▸ **SET TASK**: Show only lines that include "çevresel".

##### THE RECORDS

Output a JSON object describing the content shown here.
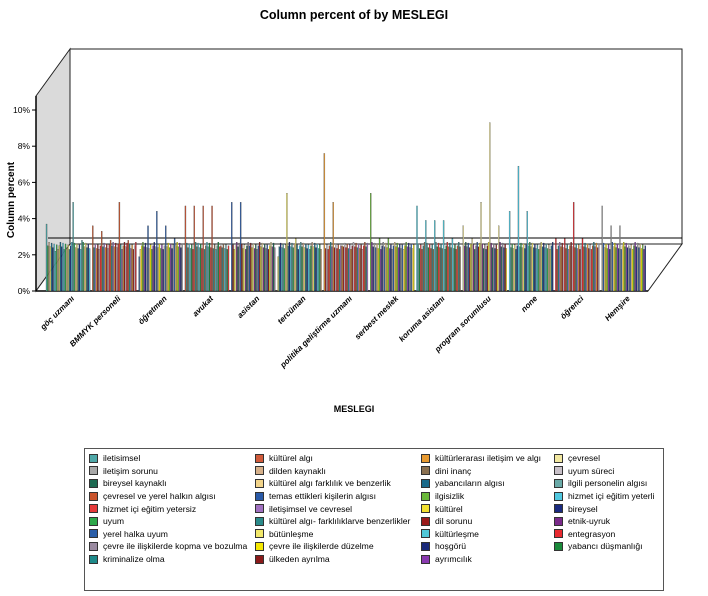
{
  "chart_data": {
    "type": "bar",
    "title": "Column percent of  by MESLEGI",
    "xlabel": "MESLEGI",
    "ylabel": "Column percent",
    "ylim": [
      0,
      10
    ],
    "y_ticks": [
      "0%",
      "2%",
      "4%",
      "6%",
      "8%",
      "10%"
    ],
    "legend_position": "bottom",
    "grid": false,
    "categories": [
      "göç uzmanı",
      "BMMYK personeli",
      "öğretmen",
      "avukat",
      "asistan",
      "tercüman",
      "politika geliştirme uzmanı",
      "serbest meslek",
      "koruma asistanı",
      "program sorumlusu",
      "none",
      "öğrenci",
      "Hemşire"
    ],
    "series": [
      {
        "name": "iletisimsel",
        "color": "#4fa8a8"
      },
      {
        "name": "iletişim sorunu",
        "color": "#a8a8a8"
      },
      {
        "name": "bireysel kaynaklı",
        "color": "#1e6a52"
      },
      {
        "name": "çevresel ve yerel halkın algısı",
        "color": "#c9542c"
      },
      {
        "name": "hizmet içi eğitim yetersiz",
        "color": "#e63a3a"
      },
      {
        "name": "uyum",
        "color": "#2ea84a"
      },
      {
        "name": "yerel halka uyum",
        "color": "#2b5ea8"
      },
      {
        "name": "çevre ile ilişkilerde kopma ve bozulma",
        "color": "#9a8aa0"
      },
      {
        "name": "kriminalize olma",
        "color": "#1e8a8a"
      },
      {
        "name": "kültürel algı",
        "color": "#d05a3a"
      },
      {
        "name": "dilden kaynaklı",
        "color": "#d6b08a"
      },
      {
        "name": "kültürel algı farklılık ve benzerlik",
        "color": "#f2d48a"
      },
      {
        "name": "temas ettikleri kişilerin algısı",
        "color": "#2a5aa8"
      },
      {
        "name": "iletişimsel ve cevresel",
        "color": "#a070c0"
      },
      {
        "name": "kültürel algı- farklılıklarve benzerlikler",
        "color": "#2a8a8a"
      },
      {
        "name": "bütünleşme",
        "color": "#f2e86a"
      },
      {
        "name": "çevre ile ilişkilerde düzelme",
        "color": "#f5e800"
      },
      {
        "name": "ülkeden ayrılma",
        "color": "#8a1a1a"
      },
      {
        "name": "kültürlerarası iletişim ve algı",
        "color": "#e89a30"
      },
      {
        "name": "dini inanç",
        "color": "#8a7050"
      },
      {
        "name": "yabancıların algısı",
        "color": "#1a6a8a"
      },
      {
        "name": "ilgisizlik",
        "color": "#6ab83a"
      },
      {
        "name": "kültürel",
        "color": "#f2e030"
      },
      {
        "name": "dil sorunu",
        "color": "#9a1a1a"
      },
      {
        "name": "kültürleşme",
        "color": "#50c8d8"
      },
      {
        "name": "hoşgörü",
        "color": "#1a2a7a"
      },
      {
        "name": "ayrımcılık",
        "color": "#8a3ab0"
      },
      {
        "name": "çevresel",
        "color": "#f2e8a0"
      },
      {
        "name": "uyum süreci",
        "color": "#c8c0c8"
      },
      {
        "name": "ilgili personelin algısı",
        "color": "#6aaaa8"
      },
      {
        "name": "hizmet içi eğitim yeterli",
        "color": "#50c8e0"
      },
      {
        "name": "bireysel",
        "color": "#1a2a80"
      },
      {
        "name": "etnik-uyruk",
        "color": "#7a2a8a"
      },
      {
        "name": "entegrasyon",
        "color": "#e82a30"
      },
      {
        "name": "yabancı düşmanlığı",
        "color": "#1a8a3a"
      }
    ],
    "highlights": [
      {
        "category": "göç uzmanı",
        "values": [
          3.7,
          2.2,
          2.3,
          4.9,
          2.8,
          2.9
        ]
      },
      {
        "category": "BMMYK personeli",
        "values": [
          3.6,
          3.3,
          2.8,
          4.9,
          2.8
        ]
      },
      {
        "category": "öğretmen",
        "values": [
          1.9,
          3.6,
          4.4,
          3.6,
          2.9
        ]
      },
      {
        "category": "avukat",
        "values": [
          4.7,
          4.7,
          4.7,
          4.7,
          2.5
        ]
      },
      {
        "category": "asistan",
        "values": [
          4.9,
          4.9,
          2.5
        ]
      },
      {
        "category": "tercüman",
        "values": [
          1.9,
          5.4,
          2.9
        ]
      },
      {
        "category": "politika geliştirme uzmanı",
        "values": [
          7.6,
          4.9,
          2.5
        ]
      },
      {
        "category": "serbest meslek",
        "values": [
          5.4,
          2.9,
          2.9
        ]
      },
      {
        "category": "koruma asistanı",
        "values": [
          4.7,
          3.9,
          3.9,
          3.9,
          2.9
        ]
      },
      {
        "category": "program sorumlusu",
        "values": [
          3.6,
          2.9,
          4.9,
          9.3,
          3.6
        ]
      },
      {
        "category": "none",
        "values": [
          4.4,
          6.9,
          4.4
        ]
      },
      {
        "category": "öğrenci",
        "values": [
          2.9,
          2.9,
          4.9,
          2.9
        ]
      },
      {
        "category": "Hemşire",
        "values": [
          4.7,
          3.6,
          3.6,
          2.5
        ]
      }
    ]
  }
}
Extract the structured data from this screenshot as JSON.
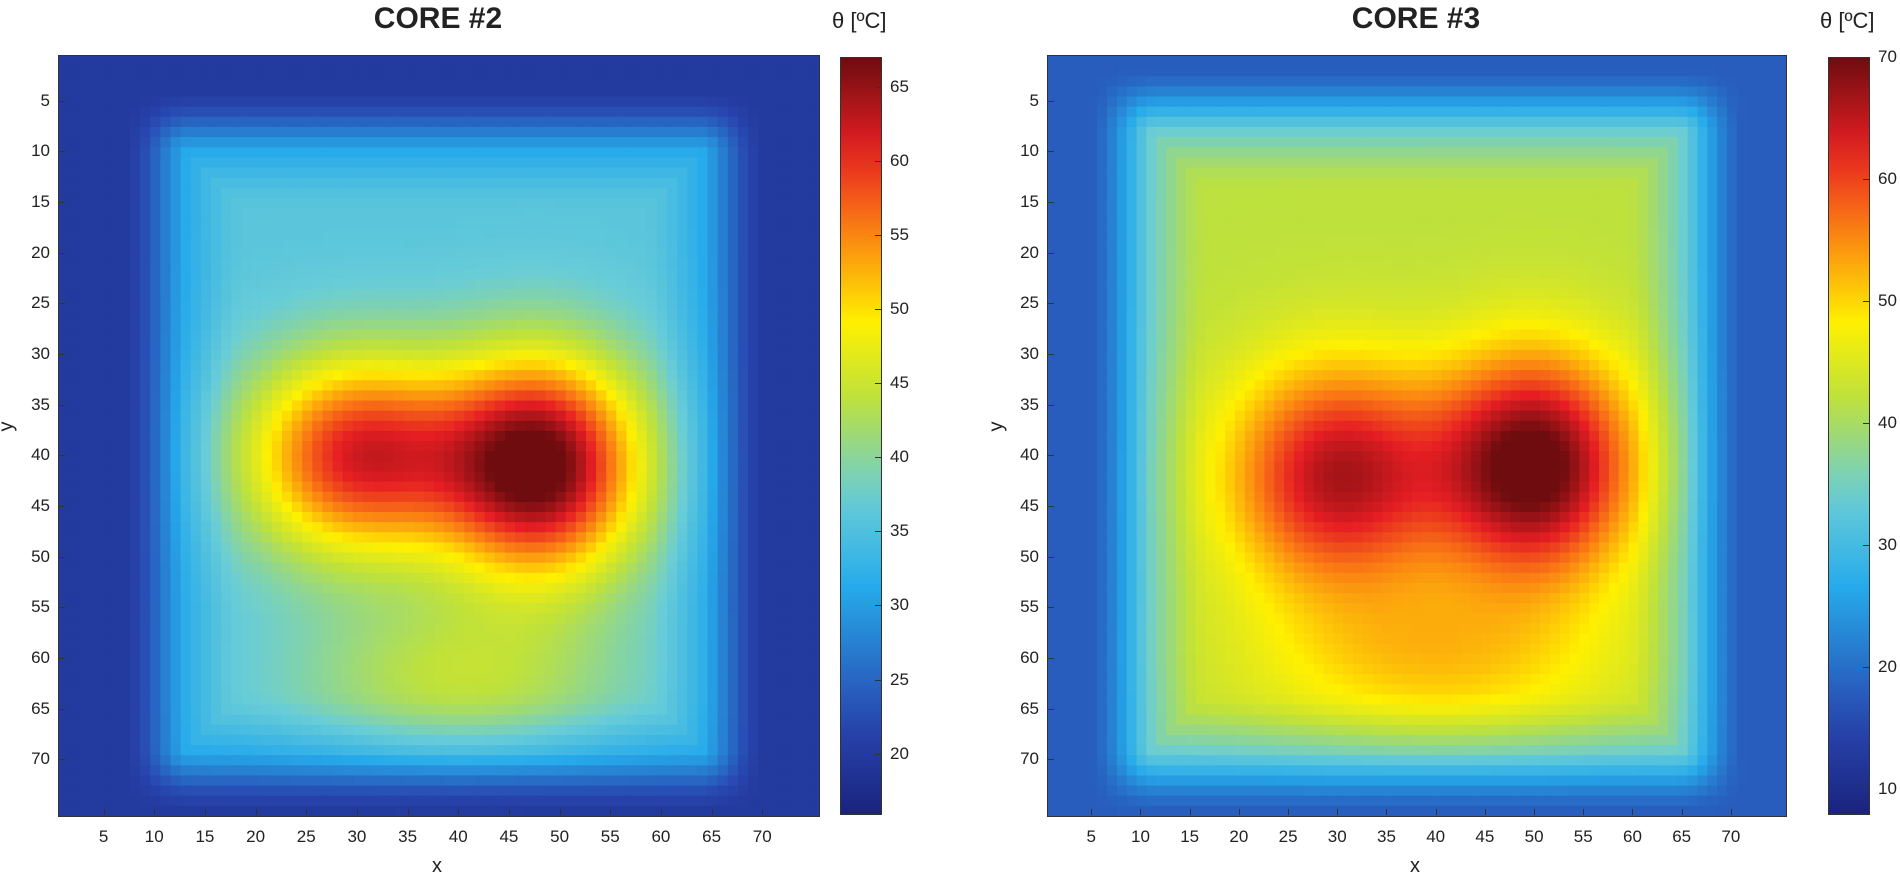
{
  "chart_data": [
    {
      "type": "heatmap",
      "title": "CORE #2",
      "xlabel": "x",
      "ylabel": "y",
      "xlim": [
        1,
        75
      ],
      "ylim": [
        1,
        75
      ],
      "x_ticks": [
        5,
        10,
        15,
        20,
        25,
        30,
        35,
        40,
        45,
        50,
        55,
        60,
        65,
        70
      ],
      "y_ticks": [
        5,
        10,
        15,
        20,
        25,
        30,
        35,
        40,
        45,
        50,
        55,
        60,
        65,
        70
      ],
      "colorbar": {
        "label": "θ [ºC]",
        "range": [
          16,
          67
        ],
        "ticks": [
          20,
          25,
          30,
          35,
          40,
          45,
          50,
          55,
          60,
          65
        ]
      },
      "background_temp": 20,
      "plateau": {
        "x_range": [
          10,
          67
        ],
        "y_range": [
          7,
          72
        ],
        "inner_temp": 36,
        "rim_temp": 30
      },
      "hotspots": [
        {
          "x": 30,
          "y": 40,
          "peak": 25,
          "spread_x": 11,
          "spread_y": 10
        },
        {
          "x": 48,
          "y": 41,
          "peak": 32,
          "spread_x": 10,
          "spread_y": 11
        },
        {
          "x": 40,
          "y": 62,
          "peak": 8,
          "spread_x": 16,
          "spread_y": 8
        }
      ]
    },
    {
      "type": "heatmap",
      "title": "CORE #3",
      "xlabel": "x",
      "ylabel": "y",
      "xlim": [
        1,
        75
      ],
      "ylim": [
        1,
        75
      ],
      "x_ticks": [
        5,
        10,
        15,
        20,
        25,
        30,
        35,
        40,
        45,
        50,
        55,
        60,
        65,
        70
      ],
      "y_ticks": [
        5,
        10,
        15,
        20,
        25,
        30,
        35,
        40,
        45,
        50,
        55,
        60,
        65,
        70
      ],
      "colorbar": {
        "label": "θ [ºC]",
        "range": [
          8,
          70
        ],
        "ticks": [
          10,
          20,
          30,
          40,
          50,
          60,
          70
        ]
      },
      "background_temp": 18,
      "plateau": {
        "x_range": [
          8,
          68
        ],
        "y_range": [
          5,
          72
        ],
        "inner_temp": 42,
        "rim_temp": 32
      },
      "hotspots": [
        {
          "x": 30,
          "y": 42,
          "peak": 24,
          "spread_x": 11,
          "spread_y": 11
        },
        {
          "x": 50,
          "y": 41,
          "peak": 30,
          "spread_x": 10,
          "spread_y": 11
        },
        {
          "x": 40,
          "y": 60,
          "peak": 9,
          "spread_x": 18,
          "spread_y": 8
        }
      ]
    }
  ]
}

##########

▸ **THE ANSWER**:
        "name": "çevresel ve yerel halkın algısı",
        "name": "çevresel",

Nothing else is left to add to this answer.